--- What is required ---
In the listing below, locate the lines that hold "коллекция" and copy them.

★ ★ ★ ★ ★

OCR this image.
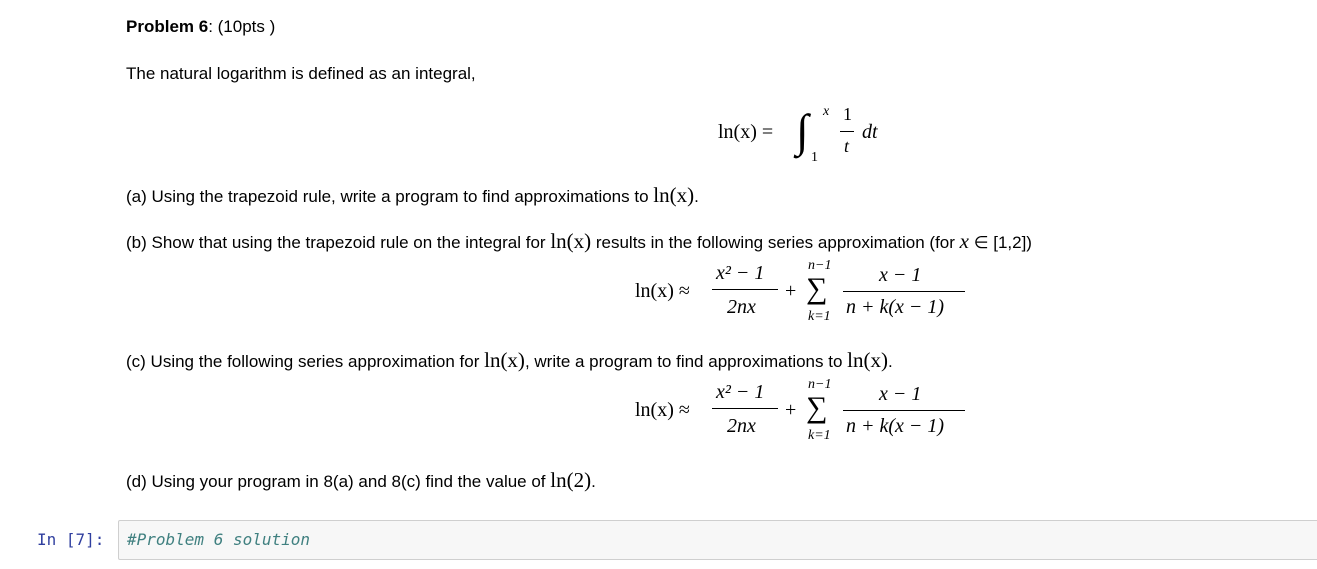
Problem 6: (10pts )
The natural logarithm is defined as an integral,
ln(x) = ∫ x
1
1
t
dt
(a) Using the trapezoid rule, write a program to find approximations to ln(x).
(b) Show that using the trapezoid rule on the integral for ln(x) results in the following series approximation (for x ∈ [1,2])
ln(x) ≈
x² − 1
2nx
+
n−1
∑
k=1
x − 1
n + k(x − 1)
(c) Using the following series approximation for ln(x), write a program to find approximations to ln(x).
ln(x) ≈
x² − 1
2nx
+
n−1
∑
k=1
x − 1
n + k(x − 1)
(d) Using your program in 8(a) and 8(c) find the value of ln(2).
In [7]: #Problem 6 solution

★ ★ ★ ★ ★

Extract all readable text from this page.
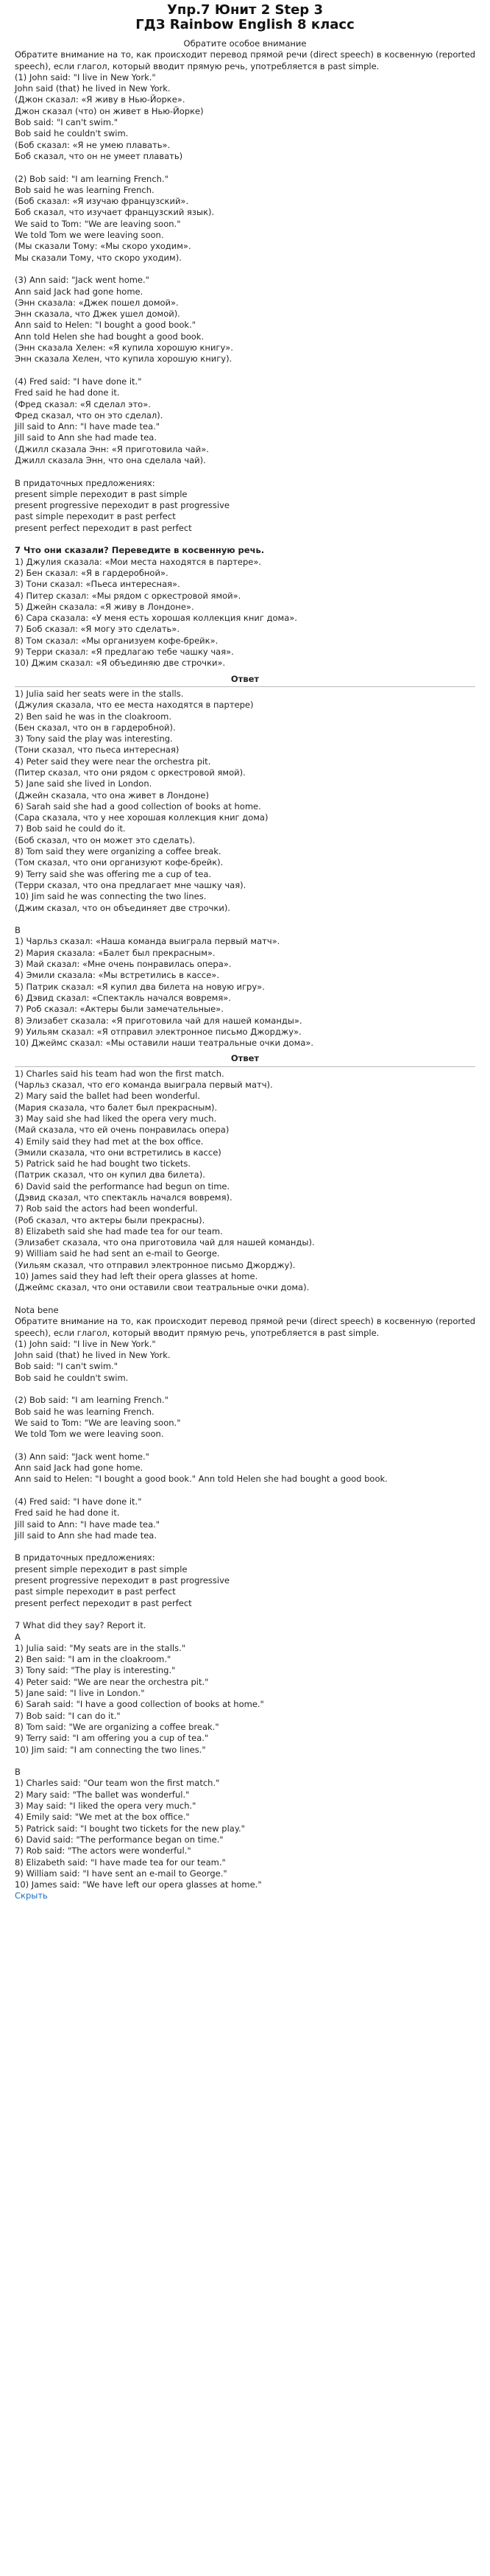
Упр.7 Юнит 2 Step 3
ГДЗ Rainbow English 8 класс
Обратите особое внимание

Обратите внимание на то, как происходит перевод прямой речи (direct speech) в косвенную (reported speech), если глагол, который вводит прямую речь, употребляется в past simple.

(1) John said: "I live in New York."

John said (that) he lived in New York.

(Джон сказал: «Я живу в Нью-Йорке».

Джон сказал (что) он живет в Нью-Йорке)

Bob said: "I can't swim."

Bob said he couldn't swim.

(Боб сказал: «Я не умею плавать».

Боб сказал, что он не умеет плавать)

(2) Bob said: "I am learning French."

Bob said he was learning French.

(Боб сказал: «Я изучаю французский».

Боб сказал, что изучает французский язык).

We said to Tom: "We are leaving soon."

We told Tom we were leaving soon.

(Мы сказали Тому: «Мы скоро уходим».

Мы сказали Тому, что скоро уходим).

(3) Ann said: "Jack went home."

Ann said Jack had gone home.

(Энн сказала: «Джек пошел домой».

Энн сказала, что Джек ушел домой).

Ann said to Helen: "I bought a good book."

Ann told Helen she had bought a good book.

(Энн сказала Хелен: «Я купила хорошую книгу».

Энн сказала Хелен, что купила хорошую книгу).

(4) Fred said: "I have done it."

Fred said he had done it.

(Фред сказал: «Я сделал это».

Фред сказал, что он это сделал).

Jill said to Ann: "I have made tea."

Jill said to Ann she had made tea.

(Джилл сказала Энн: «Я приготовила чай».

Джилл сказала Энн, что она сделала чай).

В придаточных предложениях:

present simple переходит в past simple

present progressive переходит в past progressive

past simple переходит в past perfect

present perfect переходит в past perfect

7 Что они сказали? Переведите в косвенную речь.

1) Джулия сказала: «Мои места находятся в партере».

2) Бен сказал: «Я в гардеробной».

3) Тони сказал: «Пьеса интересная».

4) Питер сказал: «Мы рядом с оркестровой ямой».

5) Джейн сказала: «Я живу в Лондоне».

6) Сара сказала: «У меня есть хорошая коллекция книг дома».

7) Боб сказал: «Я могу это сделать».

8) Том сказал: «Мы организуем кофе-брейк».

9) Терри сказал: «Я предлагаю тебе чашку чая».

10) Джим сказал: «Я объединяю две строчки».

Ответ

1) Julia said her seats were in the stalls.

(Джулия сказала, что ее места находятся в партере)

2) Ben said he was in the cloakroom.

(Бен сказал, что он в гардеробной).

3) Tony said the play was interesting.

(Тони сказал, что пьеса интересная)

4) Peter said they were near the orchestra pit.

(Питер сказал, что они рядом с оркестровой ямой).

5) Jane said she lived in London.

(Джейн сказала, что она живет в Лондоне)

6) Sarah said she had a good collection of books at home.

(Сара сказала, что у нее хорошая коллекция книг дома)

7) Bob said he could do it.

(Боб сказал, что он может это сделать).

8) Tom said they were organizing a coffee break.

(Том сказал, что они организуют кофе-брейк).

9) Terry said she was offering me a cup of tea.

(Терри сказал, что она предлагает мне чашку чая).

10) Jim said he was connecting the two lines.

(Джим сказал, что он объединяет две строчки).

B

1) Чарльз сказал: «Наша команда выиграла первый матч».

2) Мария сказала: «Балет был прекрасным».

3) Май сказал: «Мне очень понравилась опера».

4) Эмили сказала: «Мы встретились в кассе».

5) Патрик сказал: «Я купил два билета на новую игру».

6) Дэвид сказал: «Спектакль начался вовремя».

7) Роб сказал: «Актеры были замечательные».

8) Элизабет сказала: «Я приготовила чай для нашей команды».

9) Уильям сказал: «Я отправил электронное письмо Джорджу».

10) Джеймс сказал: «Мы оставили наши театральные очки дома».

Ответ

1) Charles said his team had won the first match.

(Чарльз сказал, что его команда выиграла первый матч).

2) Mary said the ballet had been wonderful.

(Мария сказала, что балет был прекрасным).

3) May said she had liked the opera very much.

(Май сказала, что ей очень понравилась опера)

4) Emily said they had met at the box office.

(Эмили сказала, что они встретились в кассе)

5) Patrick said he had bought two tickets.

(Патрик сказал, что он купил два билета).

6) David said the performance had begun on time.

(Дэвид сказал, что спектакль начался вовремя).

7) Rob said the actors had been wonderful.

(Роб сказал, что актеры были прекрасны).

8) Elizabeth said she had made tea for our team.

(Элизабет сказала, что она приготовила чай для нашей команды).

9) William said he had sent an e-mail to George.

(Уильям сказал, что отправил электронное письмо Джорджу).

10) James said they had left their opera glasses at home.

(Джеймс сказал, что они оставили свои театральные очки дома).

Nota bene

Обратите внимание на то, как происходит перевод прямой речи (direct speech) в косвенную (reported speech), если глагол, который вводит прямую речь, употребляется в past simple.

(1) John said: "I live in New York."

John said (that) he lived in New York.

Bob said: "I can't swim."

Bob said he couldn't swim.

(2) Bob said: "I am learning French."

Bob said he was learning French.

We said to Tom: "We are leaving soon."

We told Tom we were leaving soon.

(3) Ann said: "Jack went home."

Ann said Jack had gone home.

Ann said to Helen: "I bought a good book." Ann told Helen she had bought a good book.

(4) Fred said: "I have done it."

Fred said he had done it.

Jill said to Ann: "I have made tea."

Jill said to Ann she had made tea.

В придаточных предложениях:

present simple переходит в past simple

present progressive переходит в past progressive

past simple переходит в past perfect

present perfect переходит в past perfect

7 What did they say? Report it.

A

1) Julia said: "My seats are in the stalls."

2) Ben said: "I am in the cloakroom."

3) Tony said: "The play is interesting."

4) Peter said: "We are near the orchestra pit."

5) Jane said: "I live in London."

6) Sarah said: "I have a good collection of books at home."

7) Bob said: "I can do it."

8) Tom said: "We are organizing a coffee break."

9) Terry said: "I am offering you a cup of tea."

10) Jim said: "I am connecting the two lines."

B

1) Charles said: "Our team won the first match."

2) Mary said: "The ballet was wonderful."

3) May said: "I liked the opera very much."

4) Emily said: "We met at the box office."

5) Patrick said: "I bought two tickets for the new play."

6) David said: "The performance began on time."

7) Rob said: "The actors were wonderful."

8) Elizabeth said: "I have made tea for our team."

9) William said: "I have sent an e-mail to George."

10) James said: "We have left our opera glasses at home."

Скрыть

★ ★ ★ ★ ★

--- Exercise result ---
6) Сара сказала: «У меня есть хорошая коллекция книг дома».
(Сара сказала, что у нее хорошая коллекция книг дома)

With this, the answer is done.